[Your objective] List, from the lines below, each one with "every" in it.

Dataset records
--- Start ---
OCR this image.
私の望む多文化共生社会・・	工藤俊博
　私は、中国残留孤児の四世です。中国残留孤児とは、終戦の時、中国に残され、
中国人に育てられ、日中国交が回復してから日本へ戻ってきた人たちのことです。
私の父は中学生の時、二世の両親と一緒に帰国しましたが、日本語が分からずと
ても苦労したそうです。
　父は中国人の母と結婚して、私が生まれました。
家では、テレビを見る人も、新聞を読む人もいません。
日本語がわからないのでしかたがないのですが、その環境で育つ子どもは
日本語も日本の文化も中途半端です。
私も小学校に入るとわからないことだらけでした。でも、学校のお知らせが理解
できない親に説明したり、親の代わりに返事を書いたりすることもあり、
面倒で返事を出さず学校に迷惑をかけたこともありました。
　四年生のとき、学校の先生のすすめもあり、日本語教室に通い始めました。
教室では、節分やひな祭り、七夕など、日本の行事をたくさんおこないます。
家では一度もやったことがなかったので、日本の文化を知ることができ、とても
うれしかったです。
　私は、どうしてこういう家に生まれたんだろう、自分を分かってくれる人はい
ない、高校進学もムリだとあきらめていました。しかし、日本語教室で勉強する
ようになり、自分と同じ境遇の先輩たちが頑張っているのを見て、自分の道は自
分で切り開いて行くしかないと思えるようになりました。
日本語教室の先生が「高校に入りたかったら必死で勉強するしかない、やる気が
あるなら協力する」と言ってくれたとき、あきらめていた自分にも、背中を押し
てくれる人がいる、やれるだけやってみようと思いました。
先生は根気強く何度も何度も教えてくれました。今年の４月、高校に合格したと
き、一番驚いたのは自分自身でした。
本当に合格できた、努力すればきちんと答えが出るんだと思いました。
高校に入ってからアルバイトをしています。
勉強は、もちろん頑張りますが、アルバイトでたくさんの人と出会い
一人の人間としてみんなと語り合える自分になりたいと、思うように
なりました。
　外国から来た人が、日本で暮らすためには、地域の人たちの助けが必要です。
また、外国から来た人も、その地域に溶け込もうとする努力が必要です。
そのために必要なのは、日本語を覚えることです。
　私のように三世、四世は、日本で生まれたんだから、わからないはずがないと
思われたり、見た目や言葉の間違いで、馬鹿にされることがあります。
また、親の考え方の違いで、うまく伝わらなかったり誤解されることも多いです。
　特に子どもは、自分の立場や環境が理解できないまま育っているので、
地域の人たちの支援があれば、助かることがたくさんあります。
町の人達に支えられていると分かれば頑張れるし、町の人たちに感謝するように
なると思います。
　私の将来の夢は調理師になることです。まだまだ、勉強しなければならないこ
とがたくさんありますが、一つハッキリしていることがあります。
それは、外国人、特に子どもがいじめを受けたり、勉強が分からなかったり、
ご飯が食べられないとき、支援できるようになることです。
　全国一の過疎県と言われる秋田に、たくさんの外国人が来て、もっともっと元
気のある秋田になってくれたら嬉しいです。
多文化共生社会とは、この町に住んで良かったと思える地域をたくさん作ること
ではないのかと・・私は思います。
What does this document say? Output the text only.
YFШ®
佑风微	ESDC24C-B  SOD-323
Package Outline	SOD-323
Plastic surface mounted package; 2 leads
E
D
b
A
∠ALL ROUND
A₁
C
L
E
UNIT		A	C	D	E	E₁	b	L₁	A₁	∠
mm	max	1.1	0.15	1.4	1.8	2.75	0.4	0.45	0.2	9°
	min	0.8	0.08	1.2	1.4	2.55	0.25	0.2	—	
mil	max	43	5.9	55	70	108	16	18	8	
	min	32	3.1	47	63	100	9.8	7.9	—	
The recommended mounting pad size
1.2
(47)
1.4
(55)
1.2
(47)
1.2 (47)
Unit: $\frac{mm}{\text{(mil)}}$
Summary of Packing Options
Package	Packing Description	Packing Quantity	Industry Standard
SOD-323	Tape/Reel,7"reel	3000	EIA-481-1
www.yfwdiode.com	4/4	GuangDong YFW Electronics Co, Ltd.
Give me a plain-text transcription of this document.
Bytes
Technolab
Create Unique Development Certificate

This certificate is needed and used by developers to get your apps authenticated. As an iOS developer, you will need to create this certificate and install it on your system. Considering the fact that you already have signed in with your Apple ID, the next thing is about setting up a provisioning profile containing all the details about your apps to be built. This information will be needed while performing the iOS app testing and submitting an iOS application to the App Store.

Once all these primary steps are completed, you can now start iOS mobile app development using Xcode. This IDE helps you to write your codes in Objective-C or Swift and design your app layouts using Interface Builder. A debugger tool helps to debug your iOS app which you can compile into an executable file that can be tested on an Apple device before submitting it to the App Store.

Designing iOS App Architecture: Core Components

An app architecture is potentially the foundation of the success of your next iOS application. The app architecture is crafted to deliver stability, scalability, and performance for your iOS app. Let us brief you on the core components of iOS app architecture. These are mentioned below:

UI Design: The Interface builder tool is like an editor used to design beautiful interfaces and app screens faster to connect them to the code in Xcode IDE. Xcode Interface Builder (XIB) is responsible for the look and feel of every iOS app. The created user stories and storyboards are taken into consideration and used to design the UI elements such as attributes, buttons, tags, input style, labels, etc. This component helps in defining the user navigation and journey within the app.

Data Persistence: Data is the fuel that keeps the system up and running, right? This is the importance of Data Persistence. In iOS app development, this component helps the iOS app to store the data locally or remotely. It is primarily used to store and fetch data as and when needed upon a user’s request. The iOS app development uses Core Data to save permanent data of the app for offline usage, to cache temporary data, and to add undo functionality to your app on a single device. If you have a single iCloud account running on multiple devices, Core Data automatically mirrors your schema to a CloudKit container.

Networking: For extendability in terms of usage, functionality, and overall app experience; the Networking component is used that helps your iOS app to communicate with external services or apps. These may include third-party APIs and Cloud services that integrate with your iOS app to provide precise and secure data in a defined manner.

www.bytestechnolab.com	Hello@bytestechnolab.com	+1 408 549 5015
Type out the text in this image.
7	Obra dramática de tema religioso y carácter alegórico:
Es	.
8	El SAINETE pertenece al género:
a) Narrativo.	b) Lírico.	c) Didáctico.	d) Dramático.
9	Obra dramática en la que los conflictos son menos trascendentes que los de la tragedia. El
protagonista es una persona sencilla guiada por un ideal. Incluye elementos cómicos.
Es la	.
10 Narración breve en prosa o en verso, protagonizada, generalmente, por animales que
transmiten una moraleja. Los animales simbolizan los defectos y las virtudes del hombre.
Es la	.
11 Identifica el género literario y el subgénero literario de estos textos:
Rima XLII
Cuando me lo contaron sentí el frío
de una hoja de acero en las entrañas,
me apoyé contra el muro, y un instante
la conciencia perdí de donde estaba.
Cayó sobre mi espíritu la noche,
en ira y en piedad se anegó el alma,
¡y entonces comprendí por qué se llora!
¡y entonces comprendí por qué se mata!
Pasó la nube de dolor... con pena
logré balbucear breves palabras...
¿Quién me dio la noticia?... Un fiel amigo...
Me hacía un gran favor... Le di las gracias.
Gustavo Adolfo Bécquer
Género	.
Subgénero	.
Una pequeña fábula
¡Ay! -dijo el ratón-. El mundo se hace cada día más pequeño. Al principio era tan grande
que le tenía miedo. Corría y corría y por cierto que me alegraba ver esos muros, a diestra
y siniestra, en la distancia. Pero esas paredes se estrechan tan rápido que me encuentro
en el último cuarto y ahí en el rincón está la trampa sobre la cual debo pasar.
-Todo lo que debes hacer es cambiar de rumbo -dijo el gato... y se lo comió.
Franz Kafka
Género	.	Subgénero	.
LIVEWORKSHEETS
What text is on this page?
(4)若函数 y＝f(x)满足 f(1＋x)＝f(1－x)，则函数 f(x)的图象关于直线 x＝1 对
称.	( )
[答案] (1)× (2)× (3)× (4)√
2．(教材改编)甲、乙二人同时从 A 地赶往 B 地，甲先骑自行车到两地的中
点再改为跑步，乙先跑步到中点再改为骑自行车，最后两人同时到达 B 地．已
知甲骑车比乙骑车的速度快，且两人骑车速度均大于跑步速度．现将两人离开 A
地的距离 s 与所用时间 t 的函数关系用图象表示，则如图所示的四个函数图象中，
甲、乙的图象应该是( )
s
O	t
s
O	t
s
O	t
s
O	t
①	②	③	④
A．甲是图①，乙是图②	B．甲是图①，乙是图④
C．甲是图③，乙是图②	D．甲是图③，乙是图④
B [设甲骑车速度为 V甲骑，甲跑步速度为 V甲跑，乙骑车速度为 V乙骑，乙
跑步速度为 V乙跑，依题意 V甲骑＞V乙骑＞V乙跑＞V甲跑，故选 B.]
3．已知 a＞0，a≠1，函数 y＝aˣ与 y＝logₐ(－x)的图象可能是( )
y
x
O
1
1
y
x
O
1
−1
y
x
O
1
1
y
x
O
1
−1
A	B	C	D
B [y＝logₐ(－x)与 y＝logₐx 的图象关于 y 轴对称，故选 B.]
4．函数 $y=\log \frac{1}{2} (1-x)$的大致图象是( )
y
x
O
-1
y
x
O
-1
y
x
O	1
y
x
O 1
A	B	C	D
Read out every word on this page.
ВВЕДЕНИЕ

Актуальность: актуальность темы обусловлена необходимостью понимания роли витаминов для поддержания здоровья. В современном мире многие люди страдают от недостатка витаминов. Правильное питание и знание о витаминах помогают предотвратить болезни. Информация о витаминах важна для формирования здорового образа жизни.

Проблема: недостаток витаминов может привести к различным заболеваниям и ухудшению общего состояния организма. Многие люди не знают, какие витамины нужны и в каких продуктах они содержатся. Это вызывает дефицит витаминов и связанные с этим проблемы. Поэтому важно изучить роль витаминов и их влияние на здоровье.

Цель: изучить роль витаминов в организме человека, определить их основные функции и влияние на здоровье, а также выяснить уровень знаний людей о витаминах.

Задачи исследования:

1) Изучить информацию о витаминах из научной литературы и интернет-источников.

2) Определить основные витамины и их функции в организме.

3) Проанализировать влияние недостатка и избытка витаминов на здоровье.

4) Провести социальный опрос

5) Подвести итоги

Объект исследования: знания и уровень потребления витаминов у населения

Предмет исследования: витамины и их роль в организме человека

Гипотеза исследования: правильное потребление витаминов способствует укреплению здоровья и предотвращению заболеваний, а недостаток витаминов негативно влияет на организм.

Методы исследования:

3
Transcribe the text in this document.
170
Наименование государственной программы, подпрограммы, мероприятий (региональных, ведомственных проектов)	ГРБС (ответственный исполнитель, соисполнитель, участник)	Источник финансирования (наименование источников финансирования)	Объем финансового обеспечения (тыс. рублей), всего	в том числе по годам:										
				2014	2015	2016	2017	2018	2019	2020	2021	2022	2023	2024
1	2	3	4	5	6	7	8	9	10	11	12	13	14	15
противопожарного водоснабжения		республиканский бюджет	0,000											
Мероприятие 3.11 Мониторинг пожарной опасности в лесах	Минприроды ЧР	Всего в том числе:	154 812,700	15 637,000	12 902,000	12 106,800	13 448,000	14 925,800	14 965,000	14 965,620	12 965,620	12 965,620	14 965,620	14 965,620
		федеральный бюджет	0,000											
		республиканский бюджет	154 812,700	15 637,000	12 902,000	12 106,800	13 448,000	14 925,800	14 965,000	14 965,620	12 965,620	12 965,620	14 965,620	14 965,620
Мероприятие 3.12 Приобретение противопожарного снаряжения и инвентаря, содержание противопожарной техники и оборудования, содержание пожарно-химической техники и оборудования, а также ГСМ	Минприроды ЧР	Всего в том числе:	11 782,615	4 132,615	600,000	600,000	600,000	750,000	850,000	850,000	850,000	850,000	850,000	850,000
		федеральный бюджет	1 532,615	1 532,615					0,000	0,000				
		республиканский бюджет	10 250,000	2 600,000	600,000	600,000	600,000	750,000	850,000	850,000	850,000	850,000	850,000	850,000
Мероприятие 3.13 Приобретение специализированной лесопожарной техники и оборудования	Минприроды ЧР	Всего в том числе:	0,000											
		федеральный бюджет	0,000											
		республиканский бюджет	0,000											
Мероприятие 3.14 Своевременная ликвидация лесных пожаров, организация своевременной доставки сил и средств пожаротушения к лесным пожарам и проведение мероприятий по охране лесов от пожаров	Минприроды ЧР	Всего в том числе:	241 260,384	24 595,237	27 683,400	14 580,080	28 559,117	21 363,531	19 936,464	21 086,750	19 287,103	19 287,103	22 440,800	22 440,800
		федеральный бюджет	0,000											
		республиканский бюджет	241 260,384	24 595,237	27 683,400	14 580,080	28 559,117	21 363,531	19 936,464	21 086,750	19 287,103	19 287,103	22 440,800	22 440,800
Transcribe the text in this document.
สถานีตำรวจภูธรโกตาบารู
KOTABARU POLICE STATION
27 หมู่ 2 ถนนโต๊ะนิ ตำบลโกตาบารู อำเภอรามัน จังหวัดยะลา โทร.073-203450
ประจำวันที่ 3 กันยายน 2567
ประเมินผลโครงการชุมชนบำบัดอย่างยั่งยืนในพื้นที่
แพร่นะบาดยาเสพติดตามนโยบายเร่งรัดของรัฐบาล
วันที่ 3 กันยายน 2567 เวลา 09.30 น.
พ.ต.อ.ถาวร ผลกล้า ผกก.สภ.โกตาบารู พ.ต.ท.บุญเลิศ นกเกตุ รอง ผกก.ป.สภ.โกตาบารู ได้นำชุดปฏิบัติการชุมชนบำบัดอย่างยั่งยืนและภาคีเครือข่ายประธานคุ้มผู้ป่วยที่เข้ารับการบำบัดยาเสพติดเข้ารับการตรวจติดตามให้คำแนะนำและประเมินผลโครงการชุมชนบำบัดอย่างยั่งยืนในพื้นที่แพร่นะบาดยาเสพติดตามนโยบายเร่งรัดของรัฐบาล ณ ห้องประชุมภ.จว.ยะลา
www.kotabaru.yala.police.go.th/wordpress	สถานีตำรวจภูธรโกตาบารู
--- End ---
[Answer to this exercise]
UI Design: The Interface builder tool is like an editor used to design beautiful interfaces and app screens faster to connect them to the code in Xcode IDE. Xcode Interface Builder (XIB) is responsible for the look and feel of every iOS app. The created user stories and storyboards are taken into consideration and used to design the UI elements such as attributes, buttons, tags, input style, labels, etc. This component helps in defining the user navigation and journey within the app.
Read out every word on this page.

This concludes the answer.